-- START OF PROVIDED RECORDS --

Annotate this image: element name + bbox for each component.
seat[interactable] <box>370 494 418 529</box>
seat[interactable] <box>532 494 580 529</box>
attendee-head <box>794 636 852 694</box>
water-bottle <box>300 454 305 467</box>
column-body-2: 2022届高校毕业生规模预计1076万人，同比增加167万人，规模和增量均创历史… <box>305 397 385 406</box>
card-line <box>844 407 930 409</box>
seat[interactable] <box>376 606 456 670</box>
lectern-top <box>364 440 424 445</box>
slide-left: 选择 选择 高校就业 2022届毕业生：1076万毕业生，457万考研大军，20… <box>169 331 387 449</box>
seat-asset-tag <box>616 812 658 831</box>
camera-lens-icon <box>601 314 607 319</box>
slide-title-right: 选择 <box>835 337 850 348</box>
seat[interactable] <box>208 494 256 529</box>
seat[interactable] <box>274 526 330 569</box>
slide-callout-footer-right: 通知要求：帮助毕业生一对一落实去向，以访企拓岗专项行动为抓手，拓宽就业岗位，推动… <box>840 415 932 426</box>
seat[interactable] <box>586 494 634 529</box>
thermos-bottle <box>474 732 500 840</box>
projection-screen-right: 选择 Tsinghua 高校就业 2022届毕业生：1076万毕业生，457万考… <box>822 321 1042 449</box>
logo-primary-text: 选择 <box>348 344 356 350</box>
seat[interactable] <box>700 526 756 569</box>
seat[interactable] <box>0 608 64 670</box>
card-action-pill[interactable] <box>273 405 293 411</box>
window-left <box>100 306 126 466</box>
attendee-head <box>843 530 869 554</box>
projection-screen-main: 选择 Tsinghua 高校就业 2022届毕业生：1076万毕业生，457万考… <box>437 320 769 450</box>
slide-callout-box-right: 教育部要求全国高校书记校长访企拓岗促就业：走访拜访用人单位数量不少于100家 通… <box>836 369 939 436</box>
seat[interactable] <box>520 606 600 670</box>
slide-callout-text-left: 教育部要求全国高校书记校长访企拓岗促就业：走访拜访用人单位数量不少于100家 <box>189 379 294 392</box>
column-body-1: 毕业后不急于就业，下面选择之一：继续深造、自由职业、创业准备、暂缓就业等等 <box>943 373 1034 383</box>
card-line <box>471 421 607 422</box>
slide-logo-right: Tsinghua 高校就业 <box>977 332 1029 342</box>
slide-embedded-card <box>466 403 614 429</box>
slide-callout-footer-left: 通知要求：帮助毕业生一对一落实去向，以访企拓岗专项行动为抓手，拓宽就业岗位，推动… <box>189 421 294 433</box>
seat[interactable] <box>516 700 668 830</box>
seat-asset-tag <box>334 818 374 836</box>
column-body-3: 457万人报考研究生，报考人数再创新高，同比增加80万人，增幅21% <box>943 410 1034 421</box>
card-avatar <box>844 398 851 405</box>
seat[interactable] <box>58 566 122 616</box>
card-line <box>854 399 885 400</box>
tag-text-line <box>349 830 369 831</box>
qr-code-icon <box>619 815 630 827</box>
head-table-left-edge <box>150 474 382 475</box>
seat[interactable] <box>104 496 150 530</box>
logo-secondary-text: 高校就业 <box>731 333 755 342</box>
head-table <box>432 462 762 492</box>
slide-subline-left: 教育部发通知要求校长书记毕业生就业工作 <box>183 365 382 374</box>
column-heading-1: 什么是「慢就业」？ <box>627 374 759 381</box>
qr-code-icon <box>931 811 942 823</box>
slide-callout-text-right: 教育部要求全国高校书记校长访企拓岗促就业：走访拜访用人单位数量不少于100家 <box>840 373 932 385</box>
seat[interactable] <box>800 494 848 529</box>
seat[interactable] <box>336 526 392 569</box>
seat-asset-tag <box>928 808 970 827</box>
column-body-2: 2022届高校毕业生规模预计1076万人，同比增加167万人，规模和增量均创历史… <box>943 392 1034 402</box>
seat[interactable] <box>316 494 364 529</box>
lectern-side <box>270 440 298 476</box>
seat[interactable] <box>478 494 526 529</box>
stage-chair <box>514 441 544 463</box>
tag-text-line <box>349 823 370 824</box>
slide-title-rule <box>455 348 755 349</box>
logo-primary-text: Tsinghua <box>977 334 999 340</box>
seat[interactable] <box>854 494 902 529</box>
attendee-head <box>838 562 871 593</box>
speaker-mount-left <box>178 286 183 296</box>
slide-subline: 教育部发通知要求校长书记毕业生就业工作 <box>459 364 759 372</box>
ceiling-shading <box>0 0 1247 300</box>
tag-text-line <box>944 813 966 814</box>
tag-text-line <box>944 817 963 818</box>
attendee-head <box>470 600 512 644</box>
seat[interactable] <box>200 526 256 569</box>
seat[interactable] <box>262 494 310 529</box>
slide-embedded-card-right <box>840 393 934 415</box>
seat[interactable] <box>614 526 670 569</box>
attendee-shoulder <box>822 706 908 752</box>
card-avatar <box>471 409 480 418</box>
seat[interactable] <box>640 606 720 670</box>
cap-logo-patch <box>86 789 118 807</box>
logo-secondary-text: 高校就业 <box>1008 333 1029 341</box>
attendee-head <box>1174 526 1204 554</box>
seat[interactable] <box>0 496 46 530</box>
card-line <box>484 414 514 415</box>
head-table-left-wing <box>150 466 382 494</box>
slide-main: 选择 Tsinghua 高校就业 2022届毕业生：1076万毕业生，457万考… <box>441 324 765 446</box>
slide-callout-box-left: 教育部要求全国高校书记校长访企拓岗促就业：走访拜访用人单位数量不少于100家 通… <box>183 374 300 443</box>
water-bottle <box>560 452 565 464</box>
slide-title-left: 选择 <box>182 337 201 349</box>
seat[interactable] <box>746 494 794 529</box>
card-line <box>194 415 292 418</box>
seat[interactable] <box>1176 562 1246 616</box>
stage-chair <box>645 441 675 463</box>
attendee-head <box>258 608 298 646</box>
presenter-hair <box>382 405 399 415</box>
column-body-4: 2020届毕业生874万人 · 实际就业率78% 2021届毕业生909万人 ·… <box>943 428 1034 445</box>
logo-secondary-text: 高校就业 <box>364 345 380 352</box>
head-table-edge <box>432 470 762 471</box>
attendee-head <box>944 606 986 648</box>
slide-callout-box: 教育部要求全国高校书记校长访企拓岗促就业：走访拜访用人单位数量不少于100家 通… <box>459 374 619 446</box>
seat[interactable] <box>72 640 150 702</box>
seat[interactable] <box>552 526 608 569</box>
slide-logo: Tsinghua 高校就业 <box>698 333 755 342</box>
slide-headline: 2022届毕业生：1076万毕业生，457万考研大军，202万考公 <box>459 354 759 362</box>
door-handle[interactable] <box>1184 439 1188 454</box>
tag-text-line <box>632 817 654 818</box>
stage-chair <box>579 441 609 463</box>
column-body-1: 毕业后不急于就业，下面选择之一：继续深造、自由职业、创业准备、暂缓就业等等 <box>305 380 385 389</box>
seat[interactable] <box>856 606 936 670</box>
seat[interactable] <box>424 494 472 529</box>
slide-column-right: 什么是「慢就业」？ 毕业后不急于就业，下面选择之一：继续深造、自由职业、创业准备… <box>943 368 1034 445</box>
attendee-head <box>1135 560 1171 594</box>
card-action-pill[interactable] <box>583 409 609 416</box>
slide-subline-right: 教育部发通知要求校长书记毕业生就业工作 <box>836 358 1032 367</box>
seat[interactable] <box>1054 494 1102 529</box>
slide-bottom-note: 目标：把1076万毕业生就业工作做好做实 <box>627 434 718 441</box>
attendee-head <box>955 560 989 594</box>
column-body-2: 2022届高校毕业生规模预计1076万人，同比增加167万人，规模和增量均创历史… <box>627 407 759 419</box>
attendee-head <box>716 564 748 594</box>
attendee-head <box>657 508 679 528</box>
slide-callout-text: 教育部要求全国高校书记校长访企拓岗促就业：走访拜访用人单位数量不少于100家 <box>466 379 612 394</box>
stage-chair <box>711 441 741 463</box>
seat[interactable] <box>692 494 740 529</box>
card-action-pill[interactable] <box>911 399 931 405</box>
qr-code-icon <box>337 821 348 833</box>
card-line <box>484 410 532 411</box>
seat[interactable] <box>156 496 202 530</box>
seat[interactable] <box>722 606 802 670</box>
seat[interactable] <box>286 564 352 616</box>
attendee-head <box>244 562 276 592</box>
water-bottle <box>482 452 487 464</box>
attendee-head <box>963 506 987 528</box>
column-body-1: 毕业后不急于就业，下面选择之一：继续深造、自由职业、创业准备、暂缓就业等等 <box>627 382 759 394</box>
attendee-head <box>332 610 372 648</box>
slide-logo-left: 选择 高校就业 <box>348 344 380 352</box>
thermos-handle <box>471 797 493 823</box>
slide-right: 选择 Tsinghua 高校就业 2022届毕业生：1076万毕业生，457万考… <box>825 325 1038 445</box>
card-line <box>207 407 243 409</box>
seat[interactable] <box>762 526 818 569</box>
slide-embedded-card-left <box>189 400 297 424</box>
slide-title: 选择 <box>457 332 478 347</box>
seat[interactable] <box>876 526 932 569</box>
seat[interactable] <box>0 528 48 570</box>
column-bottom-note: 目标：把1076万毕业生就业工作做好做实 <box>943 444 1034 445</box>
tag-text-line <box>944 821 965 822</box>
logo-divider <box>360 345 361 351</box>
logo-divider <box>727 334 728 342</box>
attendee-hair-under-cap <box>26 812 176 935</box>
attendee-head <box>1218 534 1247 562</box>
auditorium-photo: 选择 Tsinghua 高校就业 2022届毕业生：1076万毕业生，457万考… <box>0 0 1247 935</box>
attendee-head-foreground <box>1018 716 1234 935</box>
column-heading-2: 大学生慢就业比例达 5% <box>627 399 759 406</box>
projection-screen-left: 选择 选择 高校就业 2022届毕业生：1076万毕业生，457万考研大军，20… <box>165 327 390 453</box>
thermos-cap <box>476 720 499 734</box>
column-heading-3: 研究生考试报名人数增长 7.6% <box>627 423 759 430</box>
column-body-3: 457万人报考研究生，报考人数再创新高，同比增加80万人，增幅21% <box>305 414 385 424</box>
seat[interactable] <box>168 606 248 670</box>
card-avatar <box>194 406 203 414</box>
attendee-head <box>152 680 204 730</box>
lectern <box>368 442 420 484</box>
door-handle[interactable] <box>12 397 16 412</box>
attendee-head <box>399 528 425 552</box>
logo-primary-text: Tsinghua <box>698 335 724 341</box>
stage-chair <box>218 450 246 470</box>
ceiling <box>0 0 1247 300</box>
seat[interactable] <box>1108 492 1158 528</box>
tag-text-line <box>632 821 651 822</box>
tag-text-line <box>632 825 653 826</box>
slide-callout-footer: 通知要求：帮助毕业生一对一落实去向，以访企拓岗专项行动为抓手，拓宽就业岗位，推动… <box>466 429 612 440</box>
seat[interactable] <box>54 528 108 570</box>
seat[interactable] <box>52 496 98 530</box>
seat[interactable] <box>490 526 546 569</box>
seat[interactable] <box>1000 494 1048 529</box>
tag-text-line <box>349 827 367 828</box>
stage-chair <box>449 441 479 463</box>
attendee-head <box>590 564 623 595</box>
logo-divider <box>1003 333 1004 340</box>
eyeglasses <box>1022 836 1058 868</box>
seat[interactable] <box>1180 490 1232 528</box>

-- END OF PROVIDED RECORDS --

→ TASK STATEMENT:
Reproduce the records word for word, from their first line through the line that contains "water-bottle <box>300 454 305 467</box>", including both ends.

→ COMPLETED TASK:
Annotate this image: element name + bbox for each component.
seat[interactable] <box>370 494 418 529</box>
seat[interactable] <box>532 494 580 529</box>
attendee-head <box>794 636 852 694</box>
water-bottle <box>300 454 305 467</box>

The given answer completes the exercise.